*** Source data ***

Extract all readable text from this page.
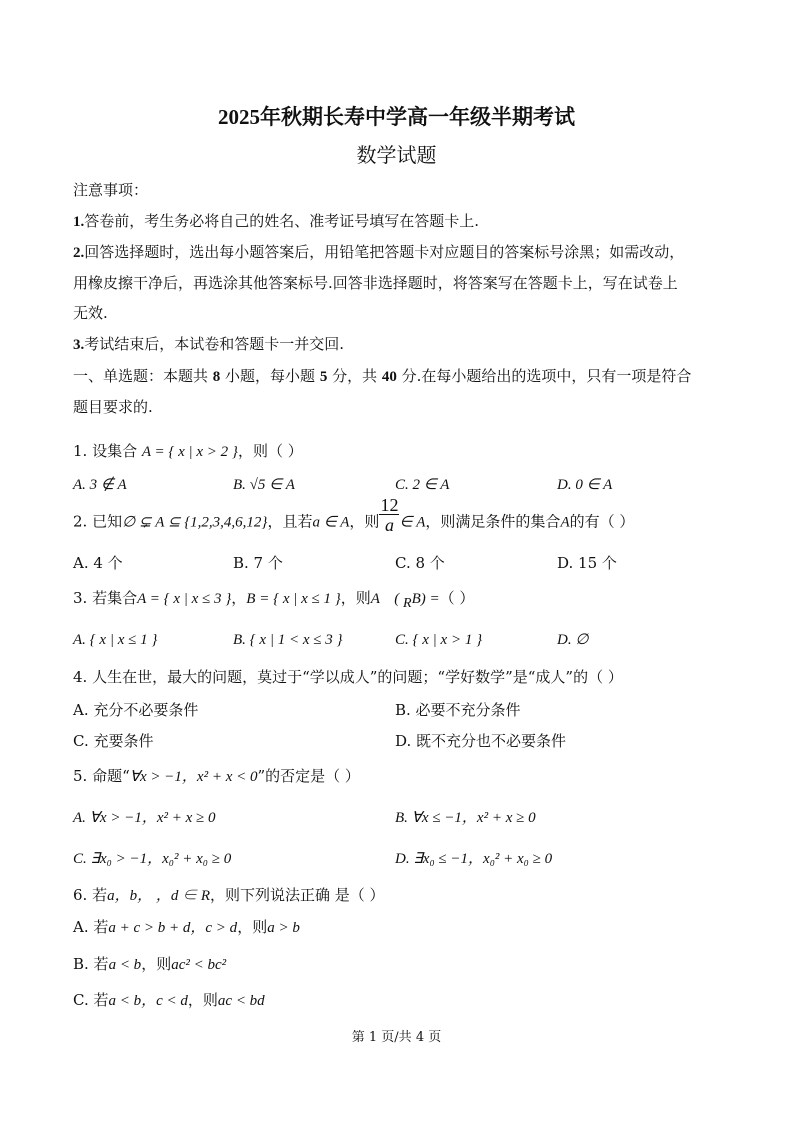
2025年秋期长寿中学高一年级半期考试
数学试题
注意事项：
1.答卷前，考生务必将自己的姓名、准考证号填写在答题卡上.
2.回答选择题时，选出每小题答案后，用铅笔把答题卡对应题目的答案标号涂黑；如需改动，
用橡皮擦干净后，再选涂其他答案标号.回答非选择题时，将答案写在答题卡上，写在试卷上
无效.
3.考试结束后，本试卷和答题卡一并交回.
一、单选题：本题共 8 小题，每小题 5 分，共 40 分.在每小题给出的选项中，只有一项是符合
题目要求的.
1. 设集合 A = { x | x > 2 }，则（ ）
A. 3 ∉ A	B. √5 ∈ A	C. 2 ∈ A	D. 0 ∈ A
2. 已知∅ ⊊ A ⊆ {1,2,3,4,6,12}，且若a ∈ A，则 $\frac{12}{a}$ ∈ A，则满足条件的集合A的有（ ）
A. 4 个	B. 7 个	C. 8 个	D. 15 个
3. 若集合A = { x | x ≤ 3 }，B = { x | x ≤ 1 }，则A ( $_R$B) =（ ）
A. { x | x ≤ 1 }	B. { x | 1 < x ≤ 3 }	C. { x | x > 1 }	D. ∅
4. 人生在世，最大的问题，莫过于“学以成人”的问题；“学好数学”是“成人”的（ ）
A. 充分不必要条件	B. 必要不充分条件
C. 充要条件	D. 既不充分也不必要条件
5. 命题“∀x > −1，x² + x < 0”的否定是（ ）
A. ∀x > −1，x² + x ≥ 0	B. ∀x ≤ −1，x² + x ≥ 0
C. ∃x₀ > −1，x₀² + x₀ ≥ 0	D. ∃x₀ ≤ −1，x₀² + x₀ ≥ 0
6. 若a，b， ，d ∈ R，则下列说法正确 是（ ）
A. 若a + c > b + d，c > d，则a > b
B. 若a < b，则ac² < bc²
C. 若a < b，c < d，则ac < bd
第 1 页/共 4 页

***

In your copy of the listing above, reproduce each line exactly and omit all pictures.

_Expected output_.
Extract all readable text from this page.
2025年秋期长寿中学高一年级半期考试
数学试题
注意事项：
1.答卷前，考生务必将自己的姓名、准考证号填写在答题卡上.
2.回答选择题时，选出每小题答案后，用铅笔把答题卡对应题目的答案标号涂黑；如需改动，
用橡皮擦干净后，再选涂其他答案标号.回答非选择题时，将答案写在答题卡上，写在试卷上
无效.
3.考试结束后，本试卷和答题卡一并交回.
一、单选题：本题共 8 小题，每小题 5 分，共 40 分.在每小题给出的选项中，只有一项是符合
题目要求的.
1. 设集合 A = { x | x > 2 }，则（ ）
A. 3 ∉ A	B. √5 ∈ A	C. 2 ∈ A	D. 0 ∈ A
2. 已知∅ ⊊ A ⊆ {1,2,3,4,6,12}，且若a ∈ A，则 $\frac{12}{a}$ ∈ A，则满足条件的集合A的有（ ）
A. 4 个	B. 7 个	C. 8 个	D. 15 个
3. 若集合A = { x | x ≤ 3 }，B = { x | x ≤ 1 }，则A ( $_R$B) =（ ）
A. { x | x ≤ 1 }	B. { x | 1 < x ≤ 3 }	C. { x | x > 1 }	D. ∅
4. 人生在世，最大的问题，莫过于“学以成人”的问题；“学好数学”是“成人”的（ ）
A. 充分不必要条件	B. 必要不充分条件
C. 充要条件	D. 既不充分也不必要条件
5. 命题“∀x > −1，x² + x < 0”的否定是（ ）
A. ∀x > −1，x² + x ≥ 0	B. ∀x ≤ −1，x² + x ≥ 0
C. ∃x₀ > −1，x₀² + x₀ ≥ 0	D. ∃x₀ ≤ −1，x₀² + x₀ ≥ 0
6. 若a，b， ，d ∈ R，则下列说法正确 是（ ）
A. 若a + c > b + d，c > d，则a > b
B. 若a < b，则ac² < bc²
C. 若a < b，c < d，则ac < bd
第 1 页/共 4 页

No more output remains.